_Stated task_. Review the listing and copy each line that holds the word "Gebäude".
---------------
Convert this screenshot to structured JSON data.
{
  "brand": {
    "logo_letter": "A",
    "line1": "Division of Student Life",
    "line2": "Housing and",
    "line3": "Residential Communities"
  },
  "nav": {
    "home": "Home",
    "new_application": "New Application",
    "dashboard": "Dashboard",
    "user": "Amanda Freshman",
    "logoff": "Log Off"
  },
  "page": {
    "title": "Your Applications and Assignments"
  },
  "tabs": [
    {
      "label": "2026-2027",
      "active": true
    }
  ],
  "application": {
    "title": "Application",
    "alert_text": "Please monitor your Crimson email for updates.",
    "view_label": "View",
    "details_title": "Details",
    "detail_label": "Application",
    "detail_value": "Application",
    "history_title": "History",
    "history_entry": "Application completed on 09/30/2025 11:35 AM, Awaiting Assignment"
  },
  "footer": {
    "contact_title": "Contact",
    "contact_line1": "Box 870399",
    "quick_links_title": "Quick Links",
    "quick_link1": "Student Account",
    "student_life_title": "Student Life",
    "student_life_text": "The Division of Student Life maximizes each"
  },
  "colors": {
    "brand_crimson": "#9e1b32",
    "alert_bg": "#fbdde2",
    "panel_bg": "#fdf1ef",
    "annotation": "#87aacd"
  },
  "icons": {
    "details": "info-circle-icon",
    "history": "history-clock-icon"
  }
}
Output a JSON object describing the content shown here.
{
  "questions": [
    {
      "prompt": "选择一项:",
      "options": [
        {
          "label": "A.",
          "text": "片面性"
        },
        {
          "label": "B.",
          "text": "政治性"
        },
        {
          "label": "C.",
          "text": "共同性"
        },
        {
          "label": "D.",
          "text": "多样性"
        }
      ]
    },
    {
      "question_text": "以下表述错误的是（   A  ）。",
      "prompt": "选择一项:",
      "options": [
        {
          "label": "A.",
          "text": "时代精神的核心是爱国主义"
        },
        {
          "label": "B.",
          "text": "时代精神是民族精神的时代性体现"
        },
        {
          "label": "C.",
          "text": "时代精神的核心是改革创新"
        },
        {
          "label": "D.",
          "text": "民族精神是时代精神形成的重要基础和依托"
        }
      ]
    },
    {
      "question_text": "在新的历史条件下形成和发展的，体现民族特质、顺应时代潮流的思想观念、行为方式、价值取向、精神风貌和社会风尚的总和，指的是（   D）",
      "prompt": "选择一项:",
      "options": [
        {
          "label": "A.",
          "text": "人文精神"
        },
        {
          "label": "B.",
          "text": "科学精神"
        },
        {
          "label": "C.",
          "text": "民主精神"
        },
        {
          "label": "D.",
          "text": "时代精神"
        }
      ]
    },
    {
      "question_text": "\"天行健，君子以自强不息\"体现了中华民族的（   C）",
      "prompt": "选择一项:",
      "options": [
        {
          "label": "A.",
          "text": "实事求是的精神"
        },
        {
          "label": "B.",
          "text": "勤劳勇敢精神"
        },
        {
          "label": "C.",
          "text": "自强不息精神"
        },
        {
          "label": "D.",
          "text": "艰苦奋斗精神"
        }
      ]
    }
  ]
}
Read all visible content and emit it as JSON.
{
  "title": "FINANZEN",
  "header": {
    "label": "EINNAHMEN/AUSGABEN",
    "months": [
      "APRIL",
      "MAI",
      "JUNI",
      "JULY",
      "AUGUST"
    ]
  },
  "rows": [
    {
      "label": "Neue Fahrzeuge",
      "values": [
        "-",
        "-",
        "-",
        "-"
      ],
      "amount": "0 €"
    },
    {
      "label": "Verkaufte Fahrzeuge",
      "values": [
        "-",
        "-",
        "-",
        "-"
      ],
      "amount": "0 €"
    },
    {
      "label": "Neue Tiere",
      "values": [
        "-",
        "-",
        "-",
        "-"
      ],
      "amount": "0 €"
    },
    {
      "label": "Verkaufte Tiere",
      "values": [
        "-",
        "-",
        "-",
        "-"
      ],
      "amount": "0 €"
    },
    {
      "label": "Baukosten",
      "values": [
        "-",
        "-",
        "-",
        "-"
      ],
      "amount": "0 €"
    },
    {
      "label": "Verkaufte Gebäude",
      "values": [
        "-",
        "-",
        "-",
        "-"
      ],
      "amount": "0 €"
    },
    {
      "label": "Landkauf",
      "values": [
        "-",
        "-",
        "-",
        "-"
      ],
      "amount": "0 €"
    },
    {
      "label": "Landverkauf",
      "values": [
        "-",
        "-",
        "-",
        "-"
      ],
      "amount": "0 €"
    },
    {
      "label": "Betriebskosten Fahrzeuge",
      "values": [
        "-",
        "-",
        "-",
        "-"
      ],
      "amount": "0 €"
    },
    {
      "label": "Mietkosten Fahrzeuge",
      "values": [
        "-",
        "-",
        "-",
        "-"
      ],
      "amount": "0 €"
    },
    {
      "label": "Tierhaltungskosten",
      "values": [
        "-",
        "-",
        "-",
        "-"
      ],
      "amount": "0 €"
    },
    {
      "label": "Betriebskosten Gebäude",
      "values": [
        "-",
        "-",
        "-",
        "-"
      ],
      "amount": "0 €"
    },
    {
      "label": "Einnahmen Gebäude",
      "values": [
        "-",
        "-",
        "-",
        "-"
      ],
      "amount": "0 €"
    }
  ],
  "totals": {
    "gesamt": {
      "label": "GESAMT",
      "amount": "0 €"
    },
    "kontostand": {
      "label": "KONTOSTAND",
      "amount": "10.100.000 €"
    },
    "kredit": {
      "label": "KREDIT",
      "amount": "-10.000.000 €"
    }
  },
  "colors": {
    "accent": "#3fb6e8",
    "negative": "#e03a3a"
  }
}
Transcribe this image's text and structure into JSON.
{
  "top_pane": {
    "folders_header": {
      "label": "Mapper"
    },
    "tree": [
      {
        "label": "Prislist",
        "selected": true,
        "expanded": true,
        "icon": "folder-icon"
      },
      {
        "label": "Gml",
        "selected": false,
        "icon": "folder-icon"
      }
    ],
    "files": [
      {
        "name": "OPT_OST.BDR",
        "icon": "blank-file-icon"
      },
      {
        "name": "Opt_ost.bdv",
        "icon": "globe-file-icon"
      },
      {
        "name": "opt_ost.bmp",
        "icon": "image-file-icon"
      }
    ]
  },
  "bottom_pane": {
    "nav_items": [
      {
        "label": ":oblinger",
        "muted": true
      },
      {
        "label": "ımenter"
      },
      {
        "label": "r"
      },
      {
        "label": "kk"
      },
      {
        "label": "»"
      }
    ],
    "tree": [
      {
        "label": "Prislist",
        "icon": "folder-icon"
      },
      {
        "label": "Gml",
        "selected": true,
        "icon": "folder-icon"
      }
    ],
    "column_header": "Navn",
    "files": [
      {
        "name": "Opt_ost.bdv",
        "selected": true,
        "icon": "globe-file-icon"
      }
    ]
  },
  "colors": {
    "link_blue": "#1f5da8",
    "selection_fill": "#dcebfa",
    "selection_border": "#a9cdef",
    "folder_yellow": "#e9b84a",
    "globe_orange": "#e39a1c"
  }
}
---------------
_Response to the task_.
      "label": "Verkaufte Gebäude",
      "label": "Betriebskosten Gebäude",
      "label": "Einnahmen Gebäude",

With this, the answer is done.